--- Supplied data ---

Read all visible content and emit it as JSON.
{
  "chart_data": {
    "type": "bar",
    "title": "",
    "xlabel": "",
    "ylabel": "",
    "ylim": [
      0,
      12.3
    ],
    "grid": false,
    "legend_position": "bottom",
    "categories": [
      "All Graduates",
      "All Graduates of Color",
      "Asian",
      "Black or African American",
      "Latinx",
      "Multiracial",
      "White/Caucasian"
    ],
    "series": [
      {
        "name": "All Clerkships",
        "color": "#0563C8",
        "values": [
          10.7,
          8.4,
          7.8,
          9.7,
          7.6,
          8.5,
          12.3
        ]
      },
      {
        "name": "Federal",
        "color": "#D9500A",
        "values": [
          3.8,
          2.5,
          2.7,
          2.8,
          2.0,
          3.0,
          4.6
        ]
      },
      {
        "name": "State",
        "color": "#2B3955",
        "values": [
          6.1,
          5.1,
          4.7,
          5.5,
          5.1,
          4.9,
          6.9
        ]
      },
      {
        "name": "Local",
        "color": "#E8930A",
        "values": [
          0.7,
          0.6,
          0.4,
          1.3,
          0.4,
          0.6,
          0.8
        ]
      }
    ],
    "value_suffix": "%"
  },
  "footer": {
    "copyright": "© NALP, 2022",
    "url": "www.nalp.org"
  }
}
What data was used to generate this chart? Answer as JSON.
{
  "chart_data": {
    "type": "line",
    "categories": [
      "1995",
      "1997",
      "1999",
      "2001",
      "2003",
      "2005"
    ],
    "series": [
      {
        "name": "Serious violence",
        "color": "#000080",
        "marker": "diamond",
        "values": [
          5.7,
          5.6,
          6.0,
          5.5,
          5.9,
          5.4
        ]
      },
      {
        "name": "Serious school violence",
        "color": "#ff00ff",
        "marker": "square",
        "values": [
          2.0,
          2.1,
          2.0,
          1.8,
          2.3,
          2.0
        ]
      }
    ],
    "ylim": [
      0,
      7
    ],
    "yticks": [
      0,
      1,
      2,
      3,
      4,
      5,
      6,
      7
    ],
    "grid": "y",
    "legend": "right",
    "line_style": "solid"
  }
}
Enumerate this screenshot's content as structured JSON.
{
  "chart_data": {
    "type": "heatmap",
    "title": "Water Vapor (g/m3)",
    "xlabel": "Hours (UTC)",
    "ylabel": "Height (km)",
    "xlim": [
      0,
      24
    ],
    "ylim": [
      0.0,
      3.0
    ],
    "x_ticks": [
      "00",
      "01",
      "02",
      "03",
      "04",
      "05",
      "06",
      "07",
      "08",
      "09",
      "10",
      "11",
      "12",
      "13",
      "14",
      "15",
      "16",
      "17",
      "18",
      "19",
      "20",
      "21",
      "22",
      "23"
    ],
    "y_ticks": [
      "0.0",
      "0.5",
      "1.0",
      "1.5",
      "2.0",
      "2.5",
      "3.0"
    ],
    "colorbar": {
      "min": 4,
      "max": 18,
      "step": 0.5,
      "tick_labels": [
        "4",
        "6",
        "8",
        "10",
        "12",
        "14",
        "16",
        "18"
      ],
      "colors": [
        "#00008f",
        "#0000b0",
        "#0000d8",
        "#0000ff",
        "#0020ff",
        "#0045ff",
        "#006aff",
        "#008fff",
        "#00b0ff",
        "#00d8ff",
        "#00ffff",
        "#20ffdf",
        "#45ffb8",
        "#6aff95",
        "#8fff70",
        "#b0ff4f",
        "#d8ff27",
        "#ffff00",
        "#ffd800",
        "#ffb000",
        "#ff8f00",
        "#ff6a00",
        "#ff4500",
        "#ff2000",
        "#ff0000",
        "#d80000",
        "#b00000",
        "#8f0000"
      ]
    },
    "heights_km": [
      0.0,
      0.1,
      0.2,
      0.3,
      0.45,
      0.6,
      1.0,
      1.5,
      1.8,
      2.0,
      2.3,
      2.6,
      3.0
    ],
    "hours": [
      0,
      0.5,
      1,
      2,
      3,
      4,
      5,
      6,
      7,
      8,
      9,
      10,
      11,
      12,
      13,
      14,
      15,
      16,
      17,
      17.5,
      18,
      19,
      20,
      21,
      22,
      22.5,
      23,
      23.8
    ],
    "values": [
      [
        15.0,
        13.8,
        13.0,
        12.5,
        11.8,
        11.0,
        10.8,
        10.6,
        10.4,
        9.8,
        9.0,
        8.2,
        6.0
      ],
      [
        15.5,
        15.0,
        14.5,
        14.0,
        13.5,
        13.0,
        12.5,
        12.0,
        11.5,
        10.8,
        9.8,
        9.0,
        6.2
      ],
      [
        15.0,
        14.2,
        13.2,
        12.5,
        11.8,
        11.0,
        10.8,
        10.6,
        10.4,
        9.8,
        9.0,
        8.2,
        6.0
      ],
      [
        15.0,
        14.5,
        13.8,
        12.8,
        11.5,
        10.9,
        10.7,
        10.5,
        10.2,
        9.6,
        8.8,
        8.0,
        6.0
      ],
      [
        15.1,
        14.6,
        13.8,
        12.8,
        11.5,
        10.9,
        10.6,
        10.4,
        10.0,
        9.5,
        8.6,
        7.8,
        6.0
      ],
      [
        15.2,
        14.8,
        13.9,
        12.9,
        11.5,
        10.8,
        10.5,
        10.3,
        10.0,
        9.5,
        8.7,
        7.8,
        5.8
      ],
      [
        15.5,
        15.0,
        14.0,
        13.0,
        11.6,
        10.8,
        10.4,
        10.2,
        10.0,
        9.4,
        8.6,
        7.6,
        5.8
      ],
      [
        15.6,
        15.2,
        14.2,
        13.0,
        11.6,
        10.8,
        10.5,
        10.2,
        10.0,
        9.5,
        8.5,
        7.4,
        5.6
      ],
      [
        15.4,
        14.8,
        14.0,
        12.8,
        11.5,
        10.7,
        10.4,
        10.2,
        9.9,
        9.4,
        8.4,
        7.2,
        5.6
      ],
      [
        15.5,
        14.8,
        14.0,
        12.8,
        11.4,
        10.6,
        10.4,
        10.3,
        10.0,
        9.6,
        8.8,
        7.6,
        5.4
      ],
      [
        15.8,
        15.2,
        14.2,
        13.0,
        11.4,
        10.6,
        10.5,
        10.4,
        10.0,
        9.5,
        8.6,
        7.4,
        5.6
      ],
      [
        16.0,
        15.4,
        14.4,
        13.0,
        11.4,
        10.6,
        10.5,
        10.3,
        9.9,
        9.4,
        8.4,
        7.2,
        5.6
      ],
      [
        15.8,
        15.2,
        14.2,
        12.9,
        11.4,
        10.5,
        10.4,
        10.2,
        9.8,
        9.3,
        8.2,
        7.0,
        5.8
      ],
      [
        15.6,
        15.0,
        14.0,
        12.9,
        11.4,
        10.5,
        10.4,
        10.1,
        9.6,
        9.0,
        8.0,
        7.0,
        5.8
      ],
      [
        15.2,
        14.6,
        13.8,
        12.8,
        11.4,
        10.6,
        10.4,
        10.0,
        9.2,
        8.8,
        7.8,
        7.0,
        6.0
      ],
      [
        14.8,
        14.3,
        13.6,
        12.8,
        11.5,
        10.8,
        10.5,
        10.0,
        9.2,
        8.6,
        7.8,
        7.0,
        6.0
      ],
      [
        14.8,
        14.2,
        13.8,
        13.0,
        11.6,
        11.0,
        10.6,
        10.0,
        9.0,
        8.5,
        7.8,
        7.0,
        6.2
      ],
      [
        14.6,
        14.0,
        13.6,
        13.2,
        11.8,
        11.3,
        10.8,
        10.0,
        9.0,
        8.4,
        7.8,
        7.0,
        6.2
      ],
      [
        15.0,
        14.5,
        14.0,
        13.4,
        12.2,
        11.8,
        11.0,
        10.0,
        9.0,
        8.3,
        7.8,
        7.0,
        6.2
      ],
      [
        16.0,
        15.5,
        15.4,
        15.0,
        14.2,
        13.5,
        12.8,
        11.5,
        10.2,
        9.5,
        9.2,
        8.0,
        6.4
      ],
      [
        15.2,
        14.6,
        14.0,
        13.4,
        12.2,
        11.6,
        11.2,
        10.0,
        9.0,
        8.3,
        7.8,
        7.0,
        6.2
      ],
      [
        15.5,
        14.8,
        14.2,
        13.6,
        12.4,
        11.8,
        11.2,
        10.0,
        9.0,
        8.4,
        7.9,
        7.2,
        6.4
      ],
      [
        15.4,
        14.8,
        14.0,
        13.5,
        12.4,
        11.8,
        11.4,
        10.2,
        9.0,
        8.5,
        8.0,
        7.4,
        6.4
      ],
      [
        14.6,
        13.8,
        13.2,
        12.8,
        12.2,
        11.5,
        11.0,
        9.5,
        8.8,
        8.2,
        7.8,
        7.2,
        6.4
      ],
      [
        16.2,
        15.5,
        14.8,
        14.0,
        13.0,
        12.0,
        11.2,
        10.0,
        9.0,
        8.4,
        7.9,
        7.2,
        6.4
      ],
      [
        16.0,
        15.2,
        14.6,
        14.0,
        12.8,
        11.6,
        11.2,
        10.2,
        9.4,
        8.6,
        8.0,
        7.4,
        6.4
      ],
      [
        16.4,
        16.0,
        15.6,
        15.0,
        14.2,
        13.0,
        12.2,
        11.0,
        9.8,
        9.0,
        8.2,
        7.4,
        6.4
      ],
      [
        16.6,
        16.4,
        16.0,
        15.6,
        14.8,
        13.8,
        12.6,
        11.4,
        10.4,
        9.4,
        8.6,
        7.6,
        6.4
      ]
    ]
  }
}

--- What the task asks ---
Using the records above, find and show each line with the string "Graduates".

--- Final result ---
      "All Graduates",
      "All Graduates of Color",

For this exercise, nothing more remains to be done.